*Supplied information*:
____

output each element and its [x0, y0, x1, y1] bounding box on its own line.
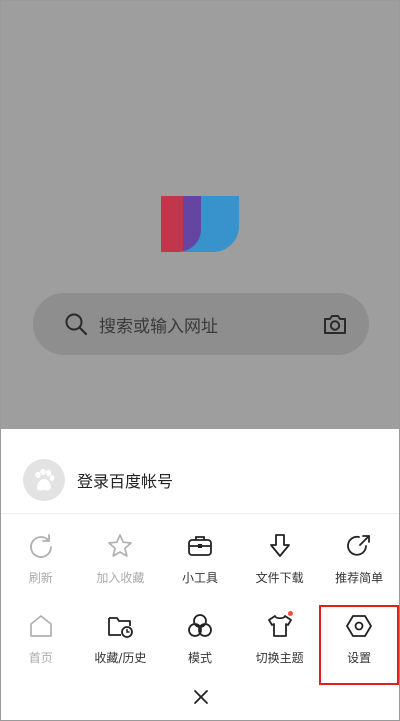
menu-item-label: 小工具	[181, 571, 218, 585]
new-badge	[287, 611, 293, 616]
menu-item-settings[interactable]: 设置	[319, 605, 399, 685]
close-icon	[194, 690, 208, 704]
menu-sheet: 登录百度帐号 刷新 加入收藏 小工具 文件下载 推荐简单 首页 收藏/历史 模式…	[1, 429, 399, 720]
menu-item-theme[interactable]: 切换主题	[240, 605, 320, 685]
menu-item-tools[interactable]: 小工具	[160, 525, 240, 605]
baidu-paw-icon	[35, 468, 55, 491]
account-login-row[interactable]: 登录百度帐号	[23, 459, 173, 501]
menu-grid: 刷新 加入收藏 小工具 文件下载 推荐简单 首页 收藏/历史 模式 切换主题 设…	[1, 525, 399, 685]
search-bar[interactable]: 搜索或输入网址	[33, 293, 369, 355]
folder-history-icon	[105, 611, 135, 641]
menu-item-refresh[interactable]: 刷新	[1, 525, 81, 605]
menu-item-bookmarks-history[interactable]: 收藏/历史	[81, 605, 161, 685]
home-icon	[26, 611, 56, 641]
download-icon	[265, 531, 295, 561]
dimmed-home-page[interactable]: 搜索或输入网址	[1, 1, 399, 429]
browser-logo	[161, 196, 239, 252]
menu-item-label: 文件下载	[255, 571, 304, 585]
menu-item-downloads[interactable]: 文件下载	[240, 525, 320, 605]
camera-icon[interactable]	[321, 310, 349, 338]
menu-item-recommend[interactable]: 推荐简单	[319, 525, 399, 605]
menu-item-label: 模式	[187, 651, 212, 665]
tshirt-icon	[265, 611, 295, 641]
avatar[interactable]	[23, 459, 65, 501]
share-icon	[344, 531, 374, 561]
mode-circles-icon	[185, 611, 215, 641]
settings-hexagon-icon	[344, 611, 374, 641]
app-window: 搜索或输入网址 登录百度帐号 刷新 加入收藏 小工具 文件下载 推荐简单 首页 …	[0, 0, 400, 721]
menu-item-add-bookmark[interactable]: 加入收藏	[81, 525, 161, 605]
menu-item-label: 刷新	[28, 571, 53, 585]
star-icon	[105, 531, 135, 561]
menu-item-label: 切换主题	[255, 651, 304, 665]
toolbox-icon	[185, 531, 215, 561]
menu-item-home[interactable]: 首页	[1, 605, 81, 685]
search-placeholder[interactable]: 搜索或输入网址	[99, 312, 321, 337]
account-login-label[interactable]: 登录百度帐号	[77, 468, 173, 492]
close-menu-button[interactable]	[187, 683, 215, 711]
refresh-icon	[26, 531, 56, 561]
search-icon	[63, 311, 89, 337]
menu-row-1: 刷新 加入收藏 小工具 文件下载 推荐简单	[1, 525, 399, 605]
menu-item-label: 加入收藏	[96, 571, 145, 585]
menu-item-mode[interactable]: 模式	[160, 605, 240, 685]
divider	[1, 513, 399, 514]
menu-item-label: 收藏/历史	[94, 651, 147, 665]
menu-row-2: 首页 收藏/历史 模式 切换主题 设置	[1, 605, 399, 685]
menu-item-label: 推荐简单	[335, 571, 384, 585]
menu-item-label: 设置	[347, 651, 372, 665]
menu-item-label: 首页	[28, 651, 53, 665]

____

Render every line of the records above as a numbered list with no blank lines, and please leave the pictures out.

*Solution to this exercise*:
1. output each element and its [x0, y0, x1, y1] bounding box on its own line.
2. menu-item-label: 小工具	[181, 571, 218, 585]
3. new-badge	[287, 611, 293, 616]
4. menu-item-settings[interactable]: 设置	[319, 605, 399, 685]
5. close-icon	[194, 690, 208, 704]
6. menu-sheet: 登录百度帐号 刷新 加入收藏 小工具 文件下载 推荐简单 首页 收藏/历史 模式…	[1, 429, 399, 720]
7. menu-item-theme[interactable]: 切换主题	[240, 605, 320, 685]
8. menu-item-tools[interactable]: 小工具	[160, 525, 240, 605]
9. baidu-paw-icon	[35, 468, 55, 491]
10. account-login-row[interactable]: 登录百度帐号	[23, 459, 173, 501]
11. menu-grid: 刷新 加入收藏 小工具 文件下载 推荐简单 首页 收藏/历史 模式 切换主题 设…	[1, 525, 399, 685]
12. search-bar[interactable]: 搜索或输入网址	[33, 293, 369, 355]
13. folder-history-icon	[105, 611, 135, 641]
14. menu-item-refresh[interactable]: 刷新	[1, 525, 81, 605]
15. menu-item-bookmarks-history[interactable]: 收藏/历史	[81, 605, 161, 685]
16. home-icon	[26, 611, 56, 641]
17. download-icon	[265, 531, 295, 561]
18. dimmed-home-page[interactable]: 搜索或输入网址	[1, 1, 399, 429]
19. browser-logo	[161, 196, 239, 252]
20. menu-item-label: 文件下载	[255, 571, 304, 585]
21. menu-item-downloads[interactable]: 文件下载	[240, 525, 320, 605]
22. camera-icon[interactable]	[321, 310, 349, 338]
23. menu-item-recommend[interactable]: 推荐简单	[319, 525, 399, 605]
24. menu-item-label: 模式	[187, 651, 212, 665]
25. tshirt-icon	[265, 611, 295, 641]
26. avatar[interactable]	[23, 459, 65, 501]
27. share-icon	[344, 531, 374, 561]
28. mode-circles-icon	[185, 611, 215, 641]
29. settings-hexagon-icon	[344, 611, 374, 641]
30. app-window: 搜索或输入网址 登录百度帐号 刷新 加入收藏 小工具 文件下载 推荐简单 首页 …	[0, 0, 400, 721]
31. menu-item-add-bookmark[interactable]: 加入收藏	[81, 525, 161, 605]
32. menu-item-label: 刷新	[28, 571, 53, 585]
33. star-icon	[105, 531, 135, 561]
34. menu-item-label: 切换主题	[255, 651, 304, 665]
35. toolbox-icon	[185, 531, 215, 561]
36. menu-item-home[interactable]: 首页	[1, 605, 81, 685]
37. search-placeholder[interactable]: 搜索或输入网址	[99, 312, 321, 337]
38. account-login-label[interactable]: 登录百度帐号	[77, 468, 173, 492]
39. close-menu-button[interactable]	[187, 683, 215, 711]
40. refresh-icon	[26, 531, 56, 561]
41. search-icon	[63, 311, 89, 337]
42. menu-row-1: 刷新 加入收藏 小工具 文件下载 推荐简单	[1, 525, 399, 605]
43. menu-item-label: 加入收藏	[96, 571, 145, 585]
44. menu-item-mode[interactable]: 模式	[160, 605, 240, 685]
45. divider	[1, 513, 399, 514]
46. menu-item-label: 收藏/历史	[94, 651, 147, 665]
47. menu-row-2: 首页 收藏/历史 模式 切换主题 设置	[1, 605, 399, 685]
48. menu-item-label: 推荐简单	[335, 571, 384, 585]
49. menu-item-label: 设置	[347, 651, 372, 665]
50. menu-item-label: 首页	[28, 651, 53, 665]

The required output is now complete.